_Requirement_: Go through the entries below and count the lines holding the word "andipublisher". Reply with only the number, please.

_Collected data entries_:
-------

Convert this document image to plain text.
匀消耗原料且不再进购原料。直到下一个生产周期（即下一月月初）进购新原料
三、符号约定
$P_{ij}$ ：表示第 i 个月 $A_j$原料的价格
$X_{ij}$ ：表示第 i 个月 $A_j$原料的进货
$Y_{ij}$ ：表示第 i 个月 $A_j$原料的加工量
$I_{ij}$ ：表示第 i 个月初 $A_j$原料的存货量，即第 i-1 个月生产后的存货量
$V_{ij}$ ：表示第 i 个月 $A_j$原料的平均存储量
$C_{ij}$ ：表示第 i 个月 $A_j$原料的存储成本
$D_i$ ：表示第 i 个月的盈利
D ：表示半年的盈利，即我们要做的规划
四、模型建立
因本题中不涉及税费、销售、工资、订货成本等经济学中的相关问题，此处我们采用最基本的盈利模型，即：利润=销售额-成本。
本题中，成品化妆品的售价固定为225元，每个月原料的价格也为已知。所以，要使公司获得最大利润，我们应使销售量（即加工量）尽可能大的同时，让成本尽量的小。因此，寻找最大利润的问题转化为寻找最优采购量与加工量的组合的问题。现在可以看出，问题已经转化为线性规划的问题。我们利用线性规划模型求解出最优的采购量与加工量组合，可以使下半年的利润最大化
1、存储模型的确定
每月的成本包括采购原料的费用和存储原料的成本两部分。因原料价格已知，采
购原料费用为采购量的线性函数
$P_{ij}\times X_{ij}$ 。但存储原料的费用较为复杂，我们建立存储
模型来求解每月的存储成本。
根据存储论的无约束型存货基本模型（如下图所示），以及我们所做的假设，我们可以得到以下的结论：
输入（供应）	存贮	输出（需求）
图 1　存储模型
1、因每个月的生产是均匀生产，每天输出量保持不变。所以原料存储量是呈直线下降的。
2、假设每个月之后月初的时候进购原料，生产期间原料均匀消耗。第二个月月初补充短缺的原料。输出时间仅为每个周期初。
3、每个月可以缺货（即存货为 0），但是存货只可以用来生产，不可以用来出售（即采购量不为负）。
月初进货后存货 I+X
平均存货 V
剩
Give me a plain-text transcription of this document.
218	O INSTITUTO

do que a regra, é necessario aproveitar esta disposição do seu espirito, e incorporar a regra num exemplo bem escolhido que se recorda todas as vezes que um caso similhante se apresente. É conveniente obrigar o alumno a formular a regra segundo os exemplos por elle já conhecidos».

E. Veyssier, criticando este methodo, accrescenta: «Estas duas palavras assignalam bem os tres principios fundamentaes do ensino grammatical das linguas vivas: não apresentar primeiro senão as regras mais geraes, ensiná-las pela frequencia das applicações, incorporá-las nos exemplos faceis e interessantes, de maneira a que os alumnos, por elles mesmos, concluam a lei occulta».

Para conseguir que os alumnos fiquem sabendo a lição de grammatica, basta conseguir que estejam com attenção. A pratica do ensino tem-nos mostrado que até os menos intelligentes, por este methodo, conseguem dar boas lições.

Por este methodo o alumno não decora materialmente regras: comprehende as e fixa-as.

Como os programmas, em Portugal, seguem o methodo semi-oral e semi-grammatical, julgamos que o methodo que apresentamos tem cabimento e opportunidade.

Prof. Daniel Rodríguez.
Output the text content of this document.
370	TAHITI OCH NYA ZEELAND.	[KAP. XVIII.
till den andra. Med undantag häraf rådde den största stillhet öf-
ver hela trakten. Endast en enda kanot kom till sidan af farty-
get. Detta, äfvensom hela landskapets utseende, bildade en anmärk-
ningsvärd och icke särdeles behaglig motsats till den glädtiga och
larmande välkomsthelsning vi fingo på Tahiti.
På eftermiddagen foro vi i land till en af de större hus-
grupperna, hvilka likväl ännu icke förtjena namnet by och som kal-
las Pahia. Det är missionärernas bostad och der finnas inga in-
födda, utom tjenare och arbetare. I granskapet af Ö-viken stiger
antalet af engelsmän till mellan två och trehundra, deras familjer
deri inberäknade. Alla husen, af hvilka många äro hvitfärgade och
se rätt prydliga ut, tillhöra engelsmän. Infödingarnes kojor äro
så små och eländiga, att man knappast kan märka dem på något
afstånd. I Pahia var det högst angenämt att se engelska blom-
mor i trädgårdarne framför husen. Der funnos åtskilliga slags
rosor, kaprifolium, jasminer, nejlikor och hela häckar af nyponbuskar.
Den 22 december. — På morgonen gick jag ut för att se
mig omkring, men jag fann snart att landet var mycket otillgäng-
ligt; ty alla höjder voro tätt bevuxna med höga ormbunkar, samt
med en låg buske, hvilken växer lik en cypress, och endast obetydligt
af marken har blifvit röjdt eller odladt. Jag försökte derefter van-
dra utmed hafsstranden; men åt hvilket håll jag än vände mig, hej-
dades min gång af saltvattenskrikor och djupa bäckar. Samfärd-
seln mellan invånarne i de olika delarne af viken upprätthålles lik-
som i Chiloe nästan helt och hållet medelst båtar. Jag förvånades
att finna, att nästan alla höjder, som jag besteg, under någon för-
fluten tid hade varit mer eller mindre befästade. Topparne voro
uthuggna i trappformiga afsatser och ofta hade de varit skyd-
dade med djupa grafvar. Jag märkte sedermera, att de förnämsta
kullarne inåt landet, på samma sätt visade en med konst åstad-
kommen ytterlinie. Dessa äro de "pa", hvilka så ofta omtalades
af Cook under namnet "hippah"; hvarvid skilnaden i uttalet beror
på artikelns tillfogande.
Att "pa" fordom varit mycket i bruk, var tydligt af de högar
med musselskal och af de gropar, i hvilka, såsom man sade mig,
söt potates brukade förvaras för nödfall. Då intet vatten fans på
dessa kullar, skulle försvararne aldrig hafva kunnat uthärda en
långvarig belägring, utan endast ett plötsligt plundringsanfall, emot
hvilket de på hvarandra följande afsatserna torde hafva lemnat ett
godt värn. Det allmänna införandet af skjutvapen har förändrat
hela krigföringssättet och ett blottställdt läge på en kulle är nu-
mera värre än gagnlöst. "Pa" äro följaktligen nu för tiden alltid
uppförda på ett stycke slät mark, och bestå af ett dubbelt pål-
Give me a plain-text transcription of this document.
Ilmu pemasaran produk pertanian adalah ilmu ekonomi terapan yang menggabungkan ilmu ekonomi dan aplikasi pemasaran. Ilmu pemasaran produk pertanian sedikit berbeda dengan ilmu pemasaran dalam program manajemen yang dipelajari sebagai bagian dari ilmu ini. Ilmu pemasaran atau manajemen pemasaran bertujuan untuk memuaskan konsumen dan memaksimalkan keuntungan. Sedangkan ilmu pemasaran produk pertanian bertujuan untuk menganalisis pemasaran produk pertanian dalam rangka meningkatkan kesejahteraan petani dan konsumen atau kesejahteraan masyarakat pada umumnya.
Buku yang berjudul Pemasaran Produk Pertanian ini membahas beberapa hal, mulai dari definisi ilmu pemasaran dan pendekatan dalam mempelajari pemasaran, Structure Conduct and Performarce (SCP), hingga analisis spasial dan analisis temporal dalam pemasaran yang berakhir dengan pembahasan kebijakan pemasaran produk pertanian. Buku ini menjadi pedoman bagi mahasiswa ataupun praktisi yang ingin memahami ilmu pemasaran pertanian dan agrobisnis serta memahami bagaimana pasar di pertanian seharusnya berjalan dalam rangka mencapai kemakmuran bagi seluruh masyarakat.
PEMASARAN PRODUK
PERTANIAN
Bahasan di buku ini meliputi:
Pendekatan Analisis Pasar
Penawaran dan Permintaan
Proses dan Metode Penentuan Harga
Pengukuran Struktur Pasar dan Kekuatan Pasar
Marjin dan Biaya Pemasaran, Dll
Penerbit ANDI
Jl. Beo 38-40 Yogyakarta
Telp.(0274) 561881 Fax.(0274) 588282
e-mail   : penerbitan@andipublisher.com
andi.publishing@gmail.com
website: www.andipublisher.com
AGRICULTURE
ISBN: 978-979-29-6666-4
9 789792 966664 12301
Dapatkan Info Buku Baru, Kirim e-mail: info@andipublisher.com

-------

_Output below_: 3